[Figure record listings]
####################
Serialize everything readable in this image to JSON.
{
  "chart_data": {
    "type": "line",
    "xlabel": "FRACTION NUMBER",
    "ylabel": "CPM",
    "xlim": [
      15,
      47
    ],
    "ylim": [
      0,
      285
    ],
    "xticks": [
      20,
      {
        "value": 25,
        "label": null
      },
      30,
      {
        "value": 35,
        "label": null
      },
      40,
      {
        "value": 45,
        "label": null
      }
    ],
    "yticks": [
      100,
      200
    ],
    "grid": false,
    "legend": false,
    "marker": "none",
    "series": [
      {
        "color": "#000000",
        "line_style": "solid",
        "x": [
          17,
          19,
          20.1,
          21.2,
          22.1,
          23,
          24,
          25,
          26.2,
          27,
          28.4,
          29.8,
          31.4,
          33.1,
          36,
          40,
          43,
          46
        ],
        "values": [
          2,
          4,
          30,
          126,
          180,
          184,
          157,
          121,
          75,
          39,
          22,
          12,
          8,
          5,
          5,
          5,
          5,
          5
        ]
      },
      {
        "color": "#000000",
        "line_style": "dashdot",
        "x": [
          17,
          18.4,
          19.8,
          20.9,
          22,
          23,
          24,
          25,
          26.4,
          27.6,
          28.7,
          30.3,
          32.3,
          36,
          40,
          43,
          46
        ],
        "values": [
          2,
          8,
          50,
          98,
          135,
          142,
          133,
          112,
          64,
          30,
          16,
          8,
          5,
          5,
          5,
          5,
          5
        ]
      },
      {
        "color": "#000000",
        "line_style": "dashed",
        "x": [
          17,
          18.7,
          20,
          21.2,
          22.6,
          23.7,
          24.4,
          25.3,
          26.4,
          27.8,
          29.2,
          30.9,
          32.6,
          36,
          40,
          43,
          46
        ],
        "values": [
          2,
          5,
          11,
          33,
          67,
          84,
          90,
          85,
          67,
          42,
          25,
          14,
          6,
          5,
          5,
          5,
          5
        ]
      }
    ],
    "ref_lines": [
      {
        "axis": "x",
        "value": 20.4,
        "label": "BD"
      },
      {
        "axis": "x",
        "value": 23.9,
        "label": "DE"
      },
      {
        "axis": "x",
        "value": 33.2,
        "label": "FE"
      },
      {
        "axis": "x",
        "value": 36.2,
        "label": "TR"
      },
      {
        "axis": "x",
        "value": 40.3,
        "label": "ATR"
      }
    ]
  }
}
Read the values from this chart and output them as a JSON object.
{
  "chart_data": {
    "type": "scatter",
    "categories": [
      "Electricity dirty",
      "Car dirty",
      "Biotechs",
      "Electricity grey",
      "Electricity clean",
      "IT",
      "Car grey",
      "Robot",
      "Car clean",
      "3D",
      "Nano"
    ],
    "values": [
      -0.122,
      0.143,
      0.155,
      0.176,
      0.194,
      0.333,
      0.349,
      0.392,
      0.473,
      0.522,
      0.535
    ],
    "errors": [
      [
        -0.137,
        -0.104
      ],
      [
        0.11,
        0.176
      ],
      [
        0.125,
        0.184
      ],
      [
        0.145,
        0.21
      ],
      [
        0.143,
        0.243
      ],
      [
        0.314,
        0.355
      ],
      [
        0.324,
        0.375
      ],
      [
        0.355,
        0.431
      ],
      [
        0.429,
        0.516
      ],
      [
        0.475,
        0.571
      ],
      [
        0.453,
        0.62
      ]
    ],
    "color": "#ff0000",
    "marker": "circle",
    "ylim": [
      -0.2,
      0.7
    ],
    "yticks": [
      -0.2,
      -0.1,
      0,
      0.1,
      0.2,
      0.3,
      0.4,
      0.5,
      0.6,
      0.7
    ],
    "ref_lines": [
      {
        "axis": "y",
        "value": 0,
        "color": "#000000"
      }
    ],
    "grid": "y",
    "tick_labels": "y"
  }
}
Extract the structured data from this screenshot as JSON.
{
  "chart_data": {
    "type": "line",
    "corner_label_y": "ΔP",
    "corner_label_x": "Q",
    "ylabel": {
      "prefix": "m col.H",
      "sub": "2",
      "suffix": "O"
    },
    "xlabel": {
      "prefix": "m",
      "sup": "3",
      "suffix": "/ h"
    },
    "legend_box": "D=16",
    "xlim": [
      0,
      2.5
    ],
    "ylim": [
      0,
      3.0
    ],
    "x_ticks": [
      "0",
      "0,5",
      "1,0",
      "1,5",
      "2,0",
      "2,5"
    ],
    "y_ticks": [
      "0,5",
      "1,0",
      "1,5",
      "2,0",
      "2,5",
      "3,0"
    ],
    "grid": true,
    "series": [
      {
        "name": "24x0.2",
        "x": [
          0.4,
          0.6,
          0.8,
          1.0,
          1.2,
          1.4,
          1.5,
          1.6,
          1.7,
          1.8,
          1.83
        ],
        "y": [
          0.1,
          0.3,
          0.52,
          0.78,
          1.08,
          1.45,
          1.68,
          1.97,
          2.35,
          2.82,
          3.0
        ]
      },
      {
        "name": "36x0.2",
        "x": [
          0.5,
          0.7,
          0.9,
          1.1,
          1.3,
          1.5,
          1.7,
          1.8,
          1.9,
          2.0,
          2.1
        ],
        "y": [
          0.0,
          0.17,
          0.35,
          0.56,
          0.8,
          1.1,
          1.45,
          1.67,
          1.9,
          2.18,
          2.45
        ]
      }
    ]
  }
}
####################
EXERCISE: Output the entries exactly.

COMPLETED TASK:
Serialize everything readable in this image to JSON.
{
  "chart_data": {
    "type": "line",
    "xlabel": "FRACTION NUMBER",
    "ylabel": "CPM",
    "xlim": [
      15,
      47
    ],
    "ylim": [
      0,
      285
    ],
    "xticks": [
      20,
      {
        "value": 25,
        "label": null
      },
      30,
      {
        "value": 35,
        "label": null
      },
      40,
      {
        "value": 45,
        "label": null
      }
    ],
    "yticks": [
      100,
      200
    ],
    "grid": false,
    "legend": false,
    "marker": "none",
    "series": [
      {
        "color": "#000000",
        "line_style": "solid",
        "x": [
          17,
          19,
          20.1,
          21.2,
          22.1,
          23,
          24,
          25,
          26.2,
          27,
          28.4,
          29.8,
          31.4,
          33.1,
          36,
          40,
          43,
          46
        ],
        "values": [
          2,
          4,
          30,
          126,
          180,
          184,
          157,
          121,
          75,
          39,
          22,
          12,
          8,
          5,
          5,
          5,
          5,
          5
        ]
      },
      {
        "color": "#000000",
        "line_style": "dashdot",
        "x": [
          17,
          18.4,
          19.8,
          20.9,
          22,
          23,
          24,
          25,
          26.4,
          27.6,
          28.7,
          30.3,
          32.3,
          36,
          40,
          43,
          46
        ],
        "values": [
          2,
          8,
          50,
          98,
          135,
          142,
          133,
          112,
          64,
          30,
          16,
          8,
          5,
          5,
          5,
          5,
          5
        ]
      },
      {
        "color": "#000000",
        "line_style": "dashed",
        "x": [
          17,
          18.7,
          20,
          21.2,
          22.6,
          23.7,
          24.4,
          25.3,
          26.4,
          27.8,
          29.2,
          30.9,
          32.6,
          36,
          40,
          43,
          46
        ],
        "values": [
          2,
          5,
          11,
          33,
          67,
          84,
          90,
          85,
          67,
          42,
          25,
          14,
          6,
          5,
          5,
          5,
          5
        ]
      }
    ],
    "ref_lines": [
      {
        "axis": "x",
        "value": 20.4,
        "label": "BD"
      },
      {
        "axis": "x",
        "value": 23.9,
        "label": "DE"
      },
      {
        "axis": "x",
        "value": 33.2,
        "label": "FE"
      },
      {
        "axis": "x",
        "value": 36.2,
        "label": "TR"
      },
      {
        "axis": "x",
        "value": 40.3,
        "label": "ATR"
      }
    ]
  }
}
Read the values from this chart and output them as a JSON object.
{
  "chart_data": {
    "type": "scatter",
    "categories": [
      "Electricity dirty",
      "Car dirty",
      "Biotechs",
      "Electricity grey",
      "Electricity clean",
      "IT",
      "Car grey",
      "Robot",
      "Car clean",
      "3D",
      "Nano"
    ],
    "values": [
      -0.122,
      0.143,
      0.155,
      0.176,
      0.194,
      0.333,
      0.349,
      0.392,
      0.473,
      0.522,
      0.535
    ],
    "errors": [
      [
        -0.137,
        -0.104
      ],
      [
        0.11,
        0.176
      ],
      [
        0.125,
        0.184
      ],
      [
        0.145,
        0.21
      ],
      [
        0.143,
        0.243
      ],
      [
        0.314,
        0.355
      ],
      [
        0.324,
        0.375
      ],
      [
        0.355,
        0.431
      ],
      [
        0.429,
        0.516
      ],
      [
        0.475,
        0.571
      ],
      [
        0.453,
        0.62
      ]
    ],
    "color": "#ff0000",
    "marker": "circle",
    "ylim": [
      -0.2,
      0.7
    ],
    "yticks": [
      -0.2,
      -0.1,
      0,
      0.1,
      0.2,
      0.3,
      0.4,
      0.5,
      0.6,
      0.7
    ],
    "ref_lines": [
      {
        "axis": "y",
        "value": 0,
        "color": "#000000"
      }
    ],
    "grid": "y",
    "tick_labels": "y"
  }
}
Extract the structured data from this screenshot as JSON.
{
  "chart_data": {
    "type": "line",
    "corner_label_y": "ΔP",
    "corner_label_x": "Q",
    "ylabel": {
      "prefix": "m col.H",
      "sub": "2",
      "suffix": "O"
    },
    "xlabel": {
      "prefix": "m",
      "sup": "3",
      "suffix": "/ h"
    },
    "legend_box": "D=16",
    "xlim": [
      0,
      2.5
    ],
    "ylim": [
      0,
      3.0
    ],
    "x_ticks": [
      "0",
      "0,5",
      "1,0",
      "1,5",
      "2,0",
      "2,5"
    ],
    "y_ticks": [
      "0,5",
      "1,0",
      "1,5",
      "2,0",
      "2,5",
      "3,0"
    ],
    "grid": true,
    "series": [
      {
        "name": "24x0.2",
        "x": [
          0.4,
          0.6,
          0.8,
          1.0,
          1.2,
          1.4,
          1.5,
          1.6,
          1.7,
          1.8,
          1.83
        ],
        "y": [
          0.1,
          0.3,
          0.52,
          0.78,
          1.08,
          1.45,
          1.68,
          1.97,
          2.35,
          2.82,
          3.0
        ]
      },
      {
        "name": "36x0.2",
        "x": [
          0.5,
          0.7,
          0.9,
          1.1,
          1.3,
          1.5,
          1.7,
          1.8,
          1.9,
          2.0,
          2.1
        ],
        "y": [
          0.0,
          0.17,
          0.35,
          0.56,
          0.8,
          1.1,
          1.45,
          1.67,
          1.9,
          2.18,
          2.45
        ]
      }
    ]
  }
}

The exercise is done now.